To be done: Gather the lines below that include the string "more", copying each in full.
^^^^^^^^^^^^^^^^
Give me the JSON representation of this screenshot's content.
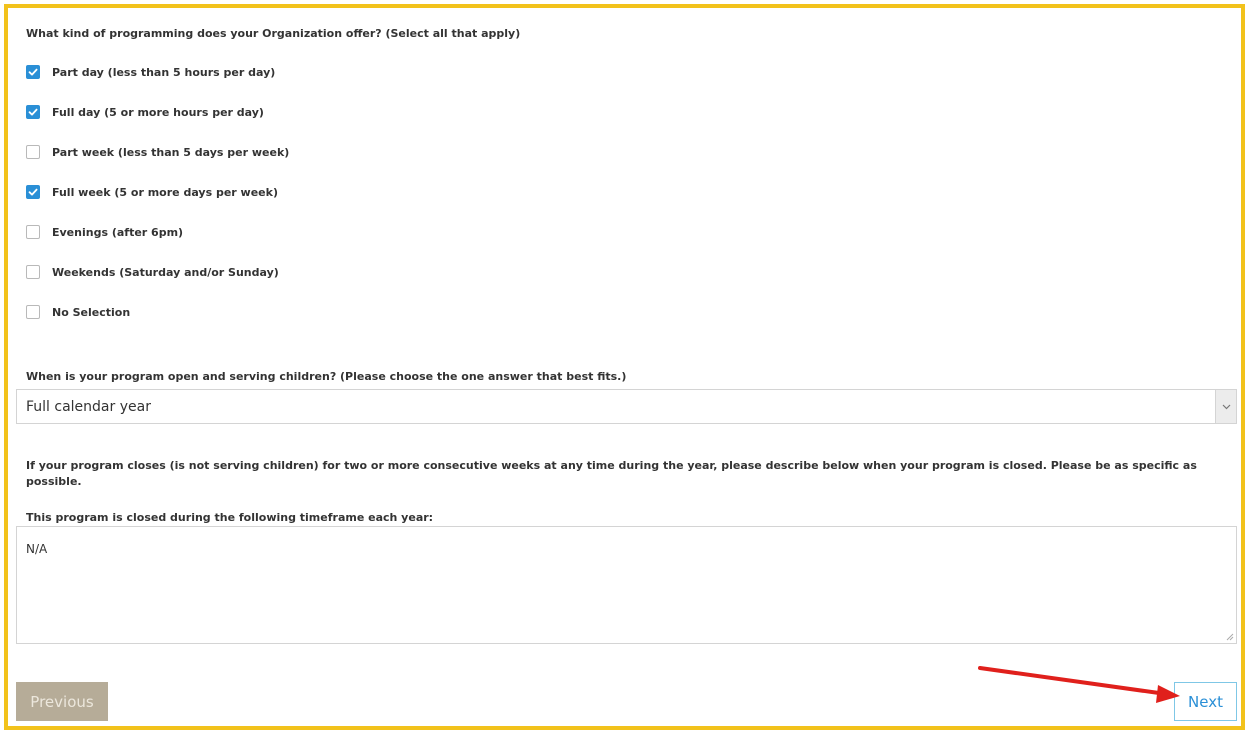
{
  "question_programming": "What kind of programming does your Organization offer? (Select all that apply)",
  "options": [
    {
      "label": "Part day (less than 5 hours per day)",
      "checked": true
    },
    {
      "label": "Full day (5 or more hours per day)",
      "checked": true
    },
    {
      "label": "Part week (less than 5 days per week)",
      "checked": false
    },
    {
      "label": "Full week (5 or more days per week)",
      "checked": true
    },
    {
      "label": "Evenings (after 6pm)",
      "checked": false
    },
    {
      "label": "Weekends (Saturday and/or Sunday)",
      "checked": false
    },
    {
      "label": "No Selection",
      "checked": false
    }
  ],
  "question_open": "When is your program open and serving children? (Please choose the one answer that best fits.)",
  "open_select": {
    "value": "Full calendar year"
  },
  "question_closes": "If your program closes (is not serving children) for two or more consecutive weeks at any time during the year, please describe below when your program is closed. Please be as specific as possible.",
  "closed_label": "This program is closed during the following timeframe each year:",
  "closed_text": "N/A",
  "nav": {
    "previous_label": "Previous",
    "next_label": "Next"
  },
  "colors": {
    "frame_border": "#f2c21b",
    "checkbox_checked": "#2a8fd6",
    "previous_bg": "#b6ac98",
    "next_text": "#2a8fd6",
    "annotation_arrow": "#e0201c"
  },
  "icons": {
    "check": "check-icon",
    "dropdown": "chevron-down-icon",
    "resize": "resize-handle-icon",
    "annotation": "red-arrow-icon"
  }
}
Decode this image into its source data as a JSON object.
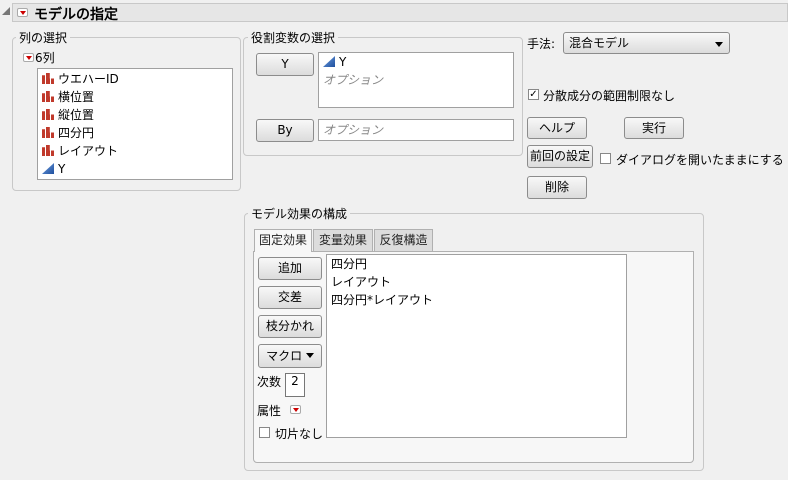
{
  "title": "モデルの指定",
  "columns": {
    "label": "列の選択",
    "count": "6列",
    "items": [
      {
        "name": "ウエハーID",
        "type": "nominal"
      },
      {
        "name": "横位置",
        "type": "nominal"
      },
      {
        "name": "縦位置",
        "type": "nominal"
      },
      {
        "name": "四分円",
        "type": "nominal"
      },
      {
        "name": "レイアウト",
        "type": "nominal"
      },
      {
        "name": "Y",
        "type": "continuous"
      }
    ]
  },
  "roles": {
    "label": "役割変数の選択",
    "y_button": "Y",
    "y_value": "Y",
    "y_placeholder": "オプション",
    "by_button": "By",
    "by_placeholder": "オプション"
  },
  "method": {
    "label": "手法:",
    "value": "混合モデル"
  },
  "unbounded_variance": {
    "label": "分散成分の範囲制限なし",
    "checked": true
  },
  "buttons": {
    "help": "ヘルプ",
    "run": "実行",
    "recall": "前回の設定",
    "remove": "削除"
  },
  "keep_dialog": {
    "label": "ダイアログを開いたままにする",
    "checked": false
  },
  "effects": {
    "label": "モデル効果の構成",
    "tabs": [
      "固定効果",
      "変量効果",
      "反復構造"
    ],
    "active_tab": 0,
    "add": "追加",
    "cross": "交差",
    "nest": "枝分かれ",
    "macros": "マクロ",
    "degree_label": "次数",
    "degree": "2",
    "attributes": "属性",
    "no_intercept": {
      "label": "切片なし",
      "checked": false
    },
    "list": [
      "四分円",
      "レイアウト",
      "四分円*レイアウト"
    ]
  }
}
^^^^^^^^^^^^^^^^
Response to the exercise:
      "label": "Full day (5 or more hours per day)",
      "label": "Full week (5 or more days per week)",
  "question_closes": "If your program closes (is not serving children) for two or more consecutive weeks at any time during the year, please describe below when your program is closed. Please be as specific as possible.",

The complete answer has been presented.